*Problem description*.
All of the entries must be reproduced exactly, with no images carried over.

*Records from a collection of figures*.
^^^^^^^^
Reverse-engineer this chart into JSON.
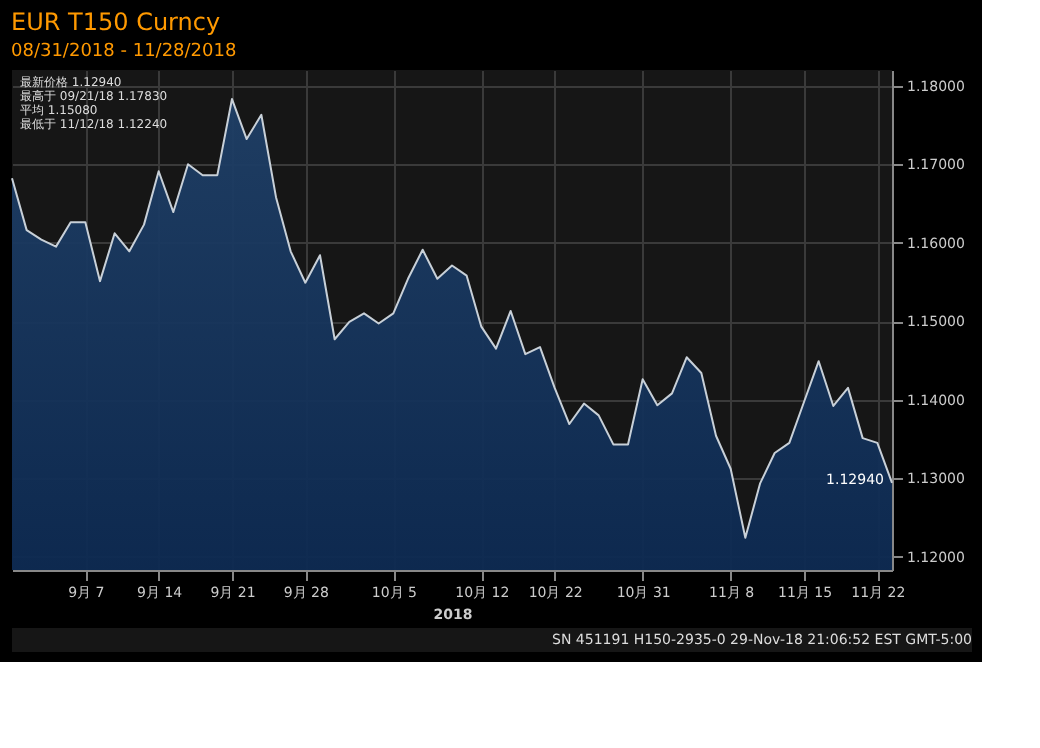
{
  "chart_data": {
    "type": "area",
    "title": "EUR T150 Curncy",
    "subtitle": "08/31/2018 - 11/28/2018",
    "xlabel": "2018",
    "categories": [
      null,
      null,
      null,
      null,
      null,
      "9月 7",
      null,
      null,
      null,
      null,
      "9月 14",
      null,
      null,
      null,
      null,
      "9月 21",
      null,
      null,
      null,
      null,
      "9月 28",
      null,
      null,
      null,
      null,
      null,
      "10月 5",
      null,
      null,
      null,
      null,
      null,
      "10月 12",
      null,
      null,
      null,
      null,
      "10月 22",
      null,
      null,
      null,
      null,
      null,
      "10月 31",
      null,
      null,
      null,
      null,
      null,
      "11月 8",
      null,
      null,
      null,
      null,
      "11月 15",
      null,
      null,
      null,
      null,
      "11月 22",
      null
    ],
    "series": [
      {
        "color": "#c8d0d8",
        "values": [
          1.1682,
          1.1616,
          1.1604,
          1.1595,
          1.1626,
          1.1626,
          1.1551,
          1.1612,
          1.1589,
          1.1623,
          1.1691,
          1.1639,
          1.17,
          1.1686,
          1.1686,
          1.1783,
          1.1732,
          1.1763,
          1.1658,
          1.1589,
          1.1549,
          1.1584,
          1.1477,
          1.1499,
          1.151,
          1.1497,
          1.151,
          1.1554,
          1.1591,
          1.1554,
          1.1571,
          1.1558,
          1.1493,
          1.1465,
          1.1513,
          1.1458,
          1.1467,
          1.1415,
          1.1369,
          1.1395,
          1.138,
          1.1343,
          1.1343,
          1.1426,
          1.1393,
          1.1408,
          1.1454,
          1.1434,
          1.1354,
          1.1312,
          1.1224,
          1.1293,
          1.1332,
          1.1345,
          1.1397,
          1.1449,
          1.1392,
          1.1415,
          1.1351,
          1.1345,
          1.1294
        ]
      }
    ],
    "ylim": [
      1.1183,
      1.182
    ],
    "yticks": [
      {
        "value": 1.12,
        "label": "1.12000"
      },
      {
        "value": 1.13,
        "label": "1.13000"
      },
      {
        "value": 1.14,
        "label": "1.14000"
      },
      {
        "value": 1.15,
        "label": "1.15000"
      },
      {
        "value": 1.16,
        "label": "1.16000"
      },
      {
        "value": 1.17,
        "label": "1.17000"
      },
      {
        "value": 1.18,
        "label": "1.18000"
      }
    ],
    "grid": true,
    "annotations": [
      "最新价格 1.12940",
      "最高于 09/21/18 1.17830",
      "平均 1.15080",
      "最低于 11/12/18 1.12240",
      "1.12940",
      "SN 451191 H150-2935-0 29-Nov-18 21:06:52 EST GMT-5:00"
    ]
  }
}
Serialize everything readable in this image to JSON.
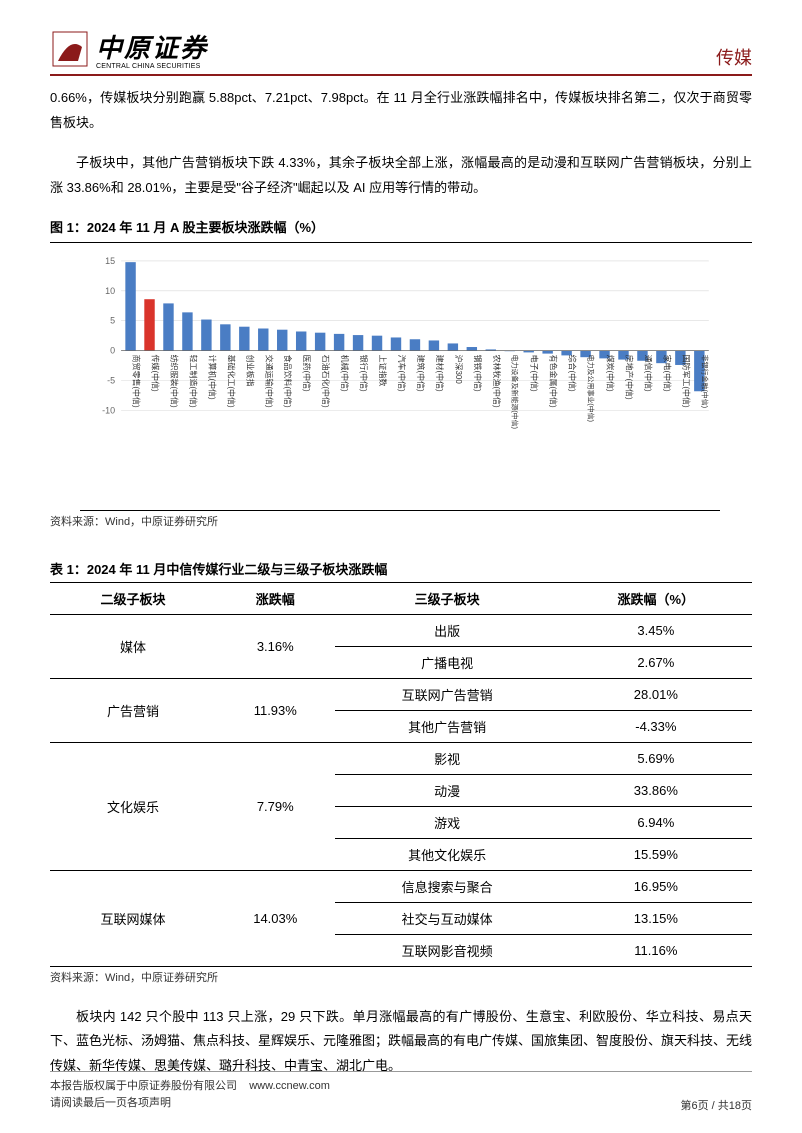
{
  "header": {
    "logo_cn": "中原证券",
    "logo_en": "CENTRAL CHINA SECURITIES",
    "category": "传媒"
  },
  "paragraphs": {
    "p1": "0.66%，传媒板块分别跑赢 5.88pct、7.21pct、7.98pct。在 11 月全行业涨跌幅排名中，传媒板块排名第二，仅次于商贸零售板块。",
    "p2": "子板块中，其他广告营销板块下跌 4.33%，其余子板块全部上涨，涨幅最高的是动漫和互联网广告营销板块，分别上涨 33.86%和 28.01%，主要是受\"谷子经济\"崛起以及 AI 应用等行情的带动。",
    "p3": "板块内 142 只个股中 113 只上涨，29 只下跌。单月涨幅最高的有广博股份、生意宝、利欧股份、华立科技、易点天下、蓝色光标、汤姆猫、焦点科技、星辉娱乐、元隆雅图；跌幅最高的有电广传媒、国旅集团、智度股份、旗天科技、无线传媒、新华传媒、思美传媒、璐升科技、中青宝、湖北广电。"
  },
  "figure1": {
    "title": "图 1：2024 年 11 月 A 股主要板块涨跌幅（%）",
    "source": "资料来源：Wind，中原证券研究所",
    "type": "bar",
    "ylim": [
      -10,
      15
    ],
    "yticks": [
      -10,
      -5,
      0,
      5,
      10,
      15
    ],
    "grid_color": "#d9d9d9",
    "bar_color_default": "#4a7dc4",
    "bar_color_highlight": "#d9342b",
    "highlight_index": 1,
    "bar_width": 0.55,
    "categories": [
      "商贸零售(中信)",
      "传媒(中信)",
      "纺织服装(中信)",
      "轻工制造(中信)",
      "计算机(中信)",
      "基础化工(中信)",
      "创业板指",
      "交通运输(中信)",
      "食品饮料(中信)",
      "医药(中信)",
      "石油石化(中信)",
      "机械(中信)",
      "银行(中信)",
      "上证指数",
      "汽车(中信)",
      "建筑(中信)",
      "建材(中信)",
      "沪深300",
      "钢铁(中信)",
      "农林牧渔(中信)",
      "电力设备及新能源(中信)",
      "电子(中信)",
      "有色金属(中信)",
      "综合(中信)",
      "电力及公用事业(中信)",
      "煤炭(中信)",
      "房地产(中信)",
      "通信(中信)",
      "家电(中信)",
      "国防军工(中信)",
      "非银行金融(中信)"
    ],
    "values": [
      14.8,
      8.6,
      7.9,
      6.4,
      5.2,
      4.4,
      4.0,
      3.7,
      3.5,
      3.2,
      3.0,
      2.8,
      2.6,
      2.5,
      2.2,
      1.9,
      1.7,
      1.2,
      0.6,
      0.2,
      -0.1,
      -0.3,
      -0.5,
      -0.8,
      -1.1,
      -1.3,
      -1.5,
      -1.7,
      -2.1,
      -2.4,
      -6.8
    ]
  },
  "table1": {
    "title": "表 1：2024 年 11 月中信传媒行业二级与三级子板块涨跌幅",
    "source": "资料来源：Wind，中原证券研究所",
    "columns": [
      "二级子板块",
      "涨跌幅",
      "三级子板块",
      "涨跌幅（%）"
    ],
    "groups": [
      {
        "l2": "媒体",
        "chg": "3.16%",
        "rows": [
          [
            "出版",
            "3.45%"
          ],
          [
            "广播电视",
            "2.67%"
          ]
        ]
      },
      {
        "l2": "广告营销",
        "chg": "11.93%",
        "rows": [
          [
            "互联网广告营销",
            "28.01%"
          ],
          [
            "其他广告营销",
            "-4.33%"
          ]
        ]
      },
      {
        "l2": "文化娱乐",
        "chg": "7.79%",
        "rows": [
          [
            "影视",
            "5.69%"
          ],
          [
            "动漫",
            "33.86%"
          ],
          [
            "游戏",
            "6.94%"
          ],
          [
            "其他文化娱乐",
            "15.59%"
          ]
        ]
      },
      {
        "l2": "互联网媒体",
        "chg": "14.03%",
        "rows": [
          [
            "信息搜索与聚合",
            "16.95%"
          ],
          [
            "社交与互动媒体",
            "13.15%"
          ],
          [
            "互联网影音视频",
            "11.16%"
          ]
        ]
      }
    ]
  },
  "footer": {
    "line1": "本报告版权属于中原证券股份有限公司",
    "url": "www.ccnew.com",
    "line2": "请阅读最后一页各项声明",
    "page": "第6页 / 共18页"
  }
}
^^^^^^^^
*Exercise answer*.
Reverse-engineer this chart into JSON.
{
  "chart_data": {
    "type": "area",
    "title": "EUR T150 Curncy",
    "subtitle": "08/31/2018 - 11/28/2018",
    "xlabel": "2018",
    "categories": [
      null,
      null,
      null,
      null,
      null,
      "9月 7",
      null,
      null,
      null,
      null,
      "9月 14",
      null,
      null,
      null,
      null,
      "9月 21",
      null,
      null,
      null,
      null,
      "9月 28",
      null,
      null,
      null,
      null,
      null,
      "10月 5",
      null,
      null,
      null,
      null,
      null,
      "10月 12",
      null,
      null,
      null,
      null,
      "10月 22",
      null,
      null,
      null,
      null,
      null,
      "10月 31",
      null,
      null,
      null,
      null,
      null,
      "11月 8",
      null,
      null,
      null,
      null,
      "11月 15",
      null,
      null,
      null,
      null,
      "11月 22",
      null
    ],
    "series": [
      {
        "color": "#c8d0d8",
        "values": [
          1.1682,
          1.1616,
          1.1604,
          1.1595,
          1.1626,
          1.1626,
          1.1551,
          1.1612,
          1.1589,
          1.1623,
          1.1691,
          1.1639,
          1.17,
          1.1686,
          1.1686,
          1.1783,
          1.1732,
          1.1763,
          1.1658,
          1.1589,
          1.1549,
          1.1584,
          1.1477,
          1.1499,
          1.151,
          1.1497,
          1.151,
          1.1554,
          1.1591,
          1.1554,
          1.1571,
          1.1558,
          1.1493,
          1.1465,
          1.1513,
          1.1458,
          1.1467,
          1.1415,
          1.1369,
          1.1395,
          1.138,
          1.1343,
          1.1343,
          1.1426,
          1.1393,
          1.1408,
          1.1454,
          1.1434,
          1.1354,
          1.1312,
          1.1224,
          1.1293,
          1.1332,
          1.1345,
          1.1397,
          1.1449,
          1.1392,
          1.1415,
          1.1351,
          1.1345,
          1.1294
        ]
      }
    ],
    "ylim": [
      1.1183,
      1.182
    ],
    "yticks": [
      {
        "value": 1.12,
        "label": "1.12000"
      },
      {
        "value": 1.13,
        "label": "1.13000"
      },
      {
        "value": 1.14,
        "label": "1.14000"
      },
      {
        "value": 1.15,
        "label": "1.15000"
      },
      {
        "value": 1.16,
        "label": "1.16000"
      },
      {
        "value": 1.17,
        "label": "1.17000"
      },
      {
        "value": 1.18,
        "label": "1.18000"
      }
    ],
    "grid": true,
    "annotations": [
      "最新价格 1.12940",
      "最高于 09/21/18 1.17830",
      "平均 1.15080",
      "最低于 11/12/18 1.12240",
      "1.12940",
      "SN 451191 H150-2935-0 29-Nov-18 21:06:52 EST GMT-5:00"
    ]
  }
}
Serialize everything readable in this image to JSON.
{
  "header": {
    "logo_cn": "中原证券",
    "logo_en": "CENTRAL CHINA SECURITIES",
    "category": "传媒"
  },
  "paragraphs": {
    "p1": "0.66%，传媒板块分别跑赢 5.88pct、7.21pct、7.98pct。在 11 月全行业涨跌幅排名中，传媒板块排名第二，仅次于商贸零售板块。",
    "p2": "子板块中，其他广告营销板块下跌 4.33%，其余子板块全部上涨，涨幅最高的是动漫和互联网广告营销板块，分别上涨 33.86%和 28.01%，主要是受\"谷子经济\"崛起以及 AI 应用等行情的带动。",
    "p3": "板块内 142 只个股中 113 只上涨，29 只下跌。单月涨幅最高的有广博股份、生意宝、利欧股份、华立科技、易点天下、蓝色光标、汤姆猫、焦点科技、星辉娱乐、元隆雅图；跌幅最高的有电广传媒、国旅集团、智度股份、旗天科技、无线传媒、新华传媒、思美传媒、璐升科技、中青宝、湖北广电。"
  },
  "figure1": {
    "title": "图 1：2024 年 11 月 A 股主要板块涨跌幅（%）",
    "source": "资料来源：Wind，中原证券研究所",
    "type": "bar",
    "ylim": [
      -10,
      15
    ],
    "yticks": [
      -10,
      -5,
      0,
      5,
      10,
      15
    ],
    "grid_color": "#d9d9d9",
    "bar_color_default": "#4a7dc4",
    "bar_color_highlight": "#d9342b",
    "highlight_index": 1,
    "bar_width": 0.55,
    "categories": [
      "商贸零售(中信)",
      "传媒(中信)",
      "纺织服装(中信)",
      "轻工制造(中信)",
      "计算机(中信)",
      "基础化工(中信)",
      "创业板指",
      "交通运输(中信)",
      "食品饮料(中信)",
      "医药(中信)",
      "石油石化(中信)",
      "机械(中信)",
      "银行(中信)",
      "上证指数",
      "汽车(中信)",
      "建筑(中信)",
      "建材(中信)",
      "沪深300",
      "钢铁(中信)",
      "农林牧渔(中信)",
      "电力设备及新能源(中信)",
      "电子(中信)",
      "有色金属(中信)",
      "综合(中信)",
      "电力及公用事业(中信)",
      "煤炭(中信)",
      "房地产(中信)",
      "通信(中信)",
      "家电(中信)",
      "国防军工(中信)",
      "非银行金融(中信)"
    ],
    "values": [
      14.8,
      8.6,
      7.9,
      6.4,
      5.2,
      4.4,
      4.0,
      3.7,
      3.5,
      3.2,
      3.0,
      2.8,
      2.6,
      2.5,
      2.2,
      1.9,
      1.7,
      1.2,
      0.6,
      0.2,
      -0.1,
      -0.3,
      -0.5,
      -0.8,
      -1.1,
      -1.3,
      -1.5,
      -1.7,
      -2.1,
      -2.4,
      -6.8
    ]
  },
  "table1": {
    "title": "表 1：2024 年 11 月中信传媒行业二级与三级子板块涨跌幅",
    "source": "资料来源：Wind，中原证券研究所",
    "columns": [
      "二级子板块",
      "涨跌幅",
      "三级子板块",
      "涨跌幅（%）"
    ],
    "groups": [
      {
        "l2": "媒体",
        "chg": "3.16%",
        "rows": [
          [
            "出版",
            "3.45%"
          ],
          [
            "广播电视",
            "2.67%"
          ]
        ]
      },
      {
        "l2": "广告营销",
        "chg": "11.93%",
        "rows": [
          [
            "互联网广告营销",
            "28.01%"
          ],
          [
            "其他广告营销",
            "-4.33%"
          ]
        ]
      },
      {
        "l2": "文化娱乐",
        "chg": "7.79%",
        "rows": [
          [
            "影视",
            "5.69%"
          ],
          [
            "动漫",
            "33.86%"
          ],
          [
            "游戏",
            "6.94%"
          ],
          [
            "其他文化娱乐",
            "15.59%"
          ]
        ]
      },
      {
        "l2": "互联网媒体",
        "chg": "14.03%",
        "rows": [
          [
            "信息搜索与聚合",
            "16.95%"
          ],
          [
            "社交与互动媒体",
            "13.15%"
          ],
          [
            "互联网影音视频",
            "11.16%"
          ]
        ]
      }
    ]
  },
  "footer": {
    "line1": "本报告版权属于中原证券股份有限公司",
    "url": "www.ccnew.com",
    "line2": "请阅读最后一页各项声明",
    "page": "第6页 / 共18页"
  }
}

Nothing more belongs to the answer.